* Begin Records shown *
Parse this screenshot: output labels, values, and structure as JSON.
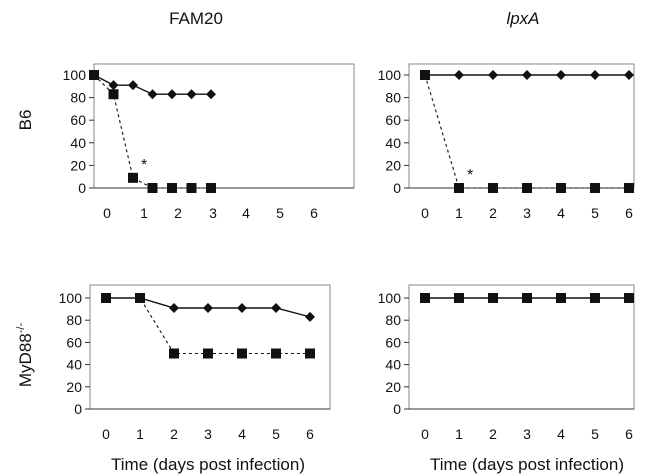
{
  "column_titles": [
    "FAM20",
    "lpxA"
  ],
  "row_labels": {
    "row1": "B6",
    "row2_base": "MyD88",
    "row2_sup": "-/-"
  },
  "xlabel": "Time (days post infection)",
  "chart_data": [
    {
      "type": "line",
      "panel": "B6 / FAM20",
      "x": [
        0,
        1,
        2,
        3,
        4,
        5,
        6
      ],
      "ylim": [
        0,
        100
      ],
      "yticks": [
        0,
        20,
        40,
        60,
        80,
        100
      ],
      "series": [
        {
          "marker": "diamond",
          "line": "solid",
          "values": [
            100,
            91,
            91,
            83,
            83,
            83,
            83
          ]
        },
        {
          "marker": "square",
          "line": "dashed",
          "values": [
            100,
            83,
            9,
            0,
            0,
            0,
            0
          ]
        }
      ],
      "annotations": [
        {
          "text": "*",
          "x": 2,
          "y": 9
        }
      ]
    },
    {
      "type": "line",
      "panel": "B6 / lpxA",
      "x": [
        0,
        1,
        2,
        3,
        4,
        5,
        6
      ],
      "ylim": [
        0,
        100
      ],
      "yticks": [
        0,
        20,
        40,
        60,
        80,
        100
      ],
      "series": [
        {
          "marker": "diamond",
          "line": "solid",
          "values": [
            100,
            100,
            100,
            100,
            100,
            100,
            100
          ]
        },
        {
          "marker": "square",
          "line": "dashed",
          "values": [
            100,
            0,
            0,
            0,
            0,
            0,
            0
          ]
        }
      ],
      "annotations": [
        {
          "text": "*",
          "x": 1,
          "y": 0
        }
      ]
    },
    {
      "type": "line",
      "panel": "MyD88-/- / FAM20",
      "x": [
        0,
        1,
        2,
        3,
        4,
        5,
        6
      ],
      "ylim": [
        0,
        100
      ],
      "yticks": [
        0,
        20,
        40,
        60,
        80,
        100
      ],
      "series": [
        {
          "marker": "diamond",
          "line": "solid",
          "values": [
            100,
            100,
            91,
            91,
            91,
            91,
            83
          ]
        },
        {
          "marker": "square",
          "line": "dashed",
          "values": [
            100,
            100,
            50,
            50,
            50,
            50,
            50
          ]
        }
      ],
      "annotations": []
    },
    {
      "type": "line",
      "panel": "MyD88-/- / lpxA",
      "x": [
        0,
        1,
        2,
        3,
        4,
        5,
        6
      ],
      "ylim": [
        0,
        100
      ],
      "yticks": [
        0,
        20,
        40,
        60,
        80,
        100
      ],
      "series": [
        {
          "marker": "diamond",
          "line": "solid",
          "values": [
            100,
            100,
            100,
            100,
            100,
            100,
            100
          ]
        },
        {
          "marker": "square",
          "line": "dashed",
          "values": [
            100,
            100,
            100,
            100,
            100,
            100,
            100
          ]
        }
      ],
      "annotations": []
    }
  ]
}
* End Records shown *
Written instruction: The records above must be transcribed exactly. Pictures are left out of the copy.

Output of the task:
Parse this screenshot: output labels, values, and structure as JSON.
{
  "column_titles": [
    "FAM20",
    "lpxA"
  ],
  "row_labels": {
    "row1": "B6",
    "row2_base": "MyD88",
    "row2_sup": "-/-"
  },
  "xlabel": "Time (days post infection)",
  "chart_data": [
    {
      "type": "line",
      "panel": "B6 / FAM20",
      "x": [
        0,
        1,
        2,
        3,
        4,
        5,
        6
      ],
      "ylim": [
        0,
        100
      ],
      "yticks": [
        0,
        20,
        40,
        60,
        80,
        100
      ],
      "series": [
        {
          "marker": "diamond",
          "line": "solid",
          "values": [
            100,
            91,
            91,
            83,
            83,
            83,
            83
          ]
        },
        {
          "marker": "square",
          "line": "dashed",
          "values": [
            100,
            83,
            9,
            0,
            0,
            0,
            0
          ]
        }
      ],
      "annotations": [
        {
          "text": "*",
          "x": 2,
          "y": 9
        }
      ]
    },
    {
      "type": "line",
      "panel": "B6 / lpxA",
      "x": [
        0,
        1,
        2,
        3,
        4,
        5,
        6
      ],
      "ylim": [
        0,
        100
      ],
      "yticks": [
        0,
        20,
        40,
        60,
        80,
        100
      ],
      "series": [
        {
          "marker": "diamond",
          "line": "solid",
          "values": [
            100,
            100,
            100,
            100,
            100,
            100,
            100
          ]
        },
        {
          "marker": "square",
          "line": "dashed",
          "values": [
            100,
            0,
            0,
            0,
            0,
            0,
            0
          ]
        }
      ],
      "annotations": [
        {
          "text": "*",
          "x": 1,
          "y": 0
        }
      ]
    },
    {
      "type": "line",
      "panel": "MyD88-/- / FAM20",
      "x": [
        0,
        1,
        2,
        3,
        4,
        5,
        6
      ],
      "ylim": [
        0,
        100
      ],
      "yticks": [
        0,
        20,
        40,
        60,
        80,
        100
      ],
      "series": [
        {
          "marker": "diamond",
          "line": "solid",
          "values": [
            100,
            100,
            91,
            91,
            91,
            91,
            83
          ]
        },
        {
          "marker": "square",
          "line": "dashed",
          "values": [
            100,
            100,
            50,
            50,
            50,
            50,
            50
          ]
        }
      ],
      "annotations": []
    },
    {
      "type": "line",
      "panel": "MyD88-/- / lpxA",
      "x": [
        0,
        1,
        2,
        3,
        4,
        5,
        6
      ],
      "ylim": [
        0,
        100
      ],
      "yticks": [
        0,
        20,
        40,
        60,
        80,
        100
      ],
      "series": [
        {
          "marker": "diamond",
          "line": "solid",
          "values": [
            100,
            100,
            100,
            100,
            100,
            100,
            100
          ]
        },
        {
          "marker": "square",
          "line": "dashed",
          "values": [
            100,
            100,
            100,
            100,
            100,
            100,
            100
          ]
        }
      ],
      "annotations": []
    }
  ]
}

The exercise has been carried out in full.